Return every entry exactly as written.

* begin SUPPLIED RECORDS *

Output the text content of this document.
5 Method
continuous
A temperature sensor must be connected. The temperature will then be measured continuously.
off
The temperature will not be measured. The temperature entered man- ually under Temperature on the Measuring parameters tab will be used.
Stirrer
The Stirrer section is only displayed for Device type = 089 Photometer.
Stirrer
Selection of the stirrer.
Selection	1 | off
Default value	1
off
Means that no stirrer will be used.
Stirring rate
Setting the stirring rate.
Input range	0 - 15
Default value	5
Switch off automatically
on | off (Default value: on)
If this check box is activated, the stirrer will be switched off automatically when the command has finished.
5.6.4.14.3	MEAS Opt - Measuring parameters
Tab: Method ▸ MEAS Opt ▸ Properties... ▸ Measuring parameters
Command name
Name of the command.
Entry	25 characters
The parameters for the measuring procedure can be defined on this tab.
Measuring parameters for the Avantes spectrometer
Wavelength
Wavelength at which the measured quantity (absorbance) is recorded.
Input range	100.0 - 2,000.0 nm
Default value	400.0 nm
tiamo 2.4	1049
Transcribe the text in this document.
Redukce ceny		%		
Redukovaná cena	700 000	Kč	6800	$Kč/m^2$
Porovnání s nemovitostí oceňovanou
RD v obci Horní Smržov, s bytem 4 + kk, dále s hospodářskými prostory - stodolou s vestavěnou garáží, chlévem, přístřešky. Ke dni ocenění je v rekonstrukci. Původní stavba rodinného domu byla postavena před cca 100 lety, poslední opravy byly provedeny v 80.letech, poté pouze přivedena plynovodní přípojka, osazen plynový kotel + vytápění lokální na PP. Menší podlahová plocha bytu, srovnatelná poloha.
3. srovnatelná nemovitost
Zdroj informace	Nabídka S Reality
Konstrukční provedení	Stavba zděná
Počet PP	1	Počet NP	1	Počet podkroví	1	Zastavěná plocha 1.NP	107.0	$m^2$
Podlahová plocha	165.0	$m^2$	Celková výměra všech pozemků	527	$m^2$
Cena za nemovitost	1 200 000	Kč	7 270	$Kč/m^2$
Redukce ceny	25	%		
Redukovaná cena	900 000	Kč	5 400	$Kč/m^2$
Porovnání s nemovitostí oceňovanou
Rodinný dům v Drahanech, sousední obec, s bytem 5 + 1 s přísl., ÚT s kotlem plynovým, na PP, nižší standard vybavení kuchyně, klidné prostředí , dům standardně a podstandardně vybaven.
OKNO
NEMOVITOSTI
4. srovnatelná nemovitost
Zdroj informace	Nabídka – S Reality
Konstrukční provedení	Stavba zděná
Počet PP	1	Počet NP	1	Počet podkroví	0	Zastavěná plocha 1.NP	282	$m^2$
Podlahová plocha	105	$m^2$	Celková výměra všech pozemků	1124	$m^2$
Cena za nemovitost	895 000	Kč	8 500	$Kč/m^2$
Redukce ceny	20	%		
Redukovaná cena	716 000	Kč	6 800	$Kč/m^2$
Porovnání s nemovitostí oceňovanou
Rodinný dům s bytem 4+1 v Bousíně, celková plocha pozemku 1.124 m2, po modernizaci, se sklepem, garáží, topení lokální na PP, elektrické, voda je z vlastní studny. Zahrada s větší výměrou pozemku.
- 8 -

* end SUPPLIED RECORDS *

◆ **ANSWER IN FULL**
Output the text content of this document.
5 Method
continuous
A temperature sensor must be connected. The temperature will then be measured continuously.
off
The temperature will not be measured. The temperature entered man- ually under Temperature on the Measuring parameters tab will be used.
Stirrer
The Stirrer section is only displayed for Device type = 089 Photometer.
Stirrer
Selection of the stirrer.
Selection	1 | off
Default value	1
off
Means that no stirrer will be used.
Stirring rate
Setting the stirring rate.
Input range	0 - 15
Default value	5
Switch off automatically
on | off (Default value: on)
If this check box is activated, the stirrer will be switched off automatically when the command has finished.
5.6.4.14.3	MEAS Opt - Measuring parameters
Tab: Method ▸ MEAS Opt ▸ Properties... ▸ Measuring parameters
Command name
Name of the command.
Entry	25 characters
The parameters for the measuring procedure can be defined on this tab.
Measuring parameters for the Avantes spectrometer
Wavelength
Wavelength at which the measured quantity (absorbance) is recorded.
Input range	100.0 - 2,000.0 nm
Default value	400.0 nm
tiamo 2.4	1049
Transcribe the text in this document.
Redukce ceny		%		
Redukovaná cena	700 000	Kč	6800	$Kč/m^2$
Porovnání s nemovitostí oceňovanou
RD v obci Horní Smržov, s bytem 4 + kk, dále s hospodářskými prostory - stodolou s vestavěnou garáží, chlévem, přístřešky. Ke dni ocenění je v rekonstrukci. Původní stavba rodinného domu byla postavena před cca 100 lety, poslední opravy byly provedeny v 80.letech, poté pouze přivedena plynovodní přípojka, osazen plynový kotel + vytápění lokální na PP. Menší podlahová plocha bytu, srovnatelná poloha.
3. srovnatelná nemovitost
Zdroj informace	Nabídka S Reality
Konstrukční provedení	Stavba zděná
Počet PP	1	Počet NP	1	Počet podkroví	1	Zastavěná plocha 1.NP	107.0	$m^2$
Podlahová plocha	165.0	$m^2$	Celková výměra všech pozemků	527	$m^2$
Cena za nemovitost	1 200 000	Kč	7 270	$Kč/m^2$
Redukce ceny	25	%		
Redukovaná cena	900 000	Kč	5 400	$Kč/m^2$
Porovnání s nemovitostí oceňovanou
Rodinný dům v Drahanech, sousední obec, s bytem 5 + 1 s přísl., ÚT s kotlem plynovým, na PP, nižší standard vybavení kuchyně, klidné prostředí , dům standardně a podstandardně vybaven.
OKNO
NEMOVITOSTI
4. srovnatelná nemovitost
Zdroj informace	Nabídka – S Reality
Konstrukční provedení	Stavba zděná
Počet PP	1	Počet NP	1	Počet podkroví	0	Zastavěná plocha 1.NP	282	$m^2$
Podlahová plocha	105	$m^2$	Celková výměra všech pozemků	1124	$m^2$
Cena za nemovitost	895 000	Kč	8 500	$Kč/m^2$
Redukce ceny	20	%		
Redukovaná cena	716 000	Kč	6 800	$Kč/m^2$
Porovnání s nemovitostí oceňovanou
Rodinný dům s bytem 4+1 v Bousíně, celková plocha pozemku 1.124 m2, po modernizaci, se sklepem, garáží, topení lokální na PP, elektrické, voda je z vlastní studny. Zahrada s větší výměrou pozemku.
- 8 -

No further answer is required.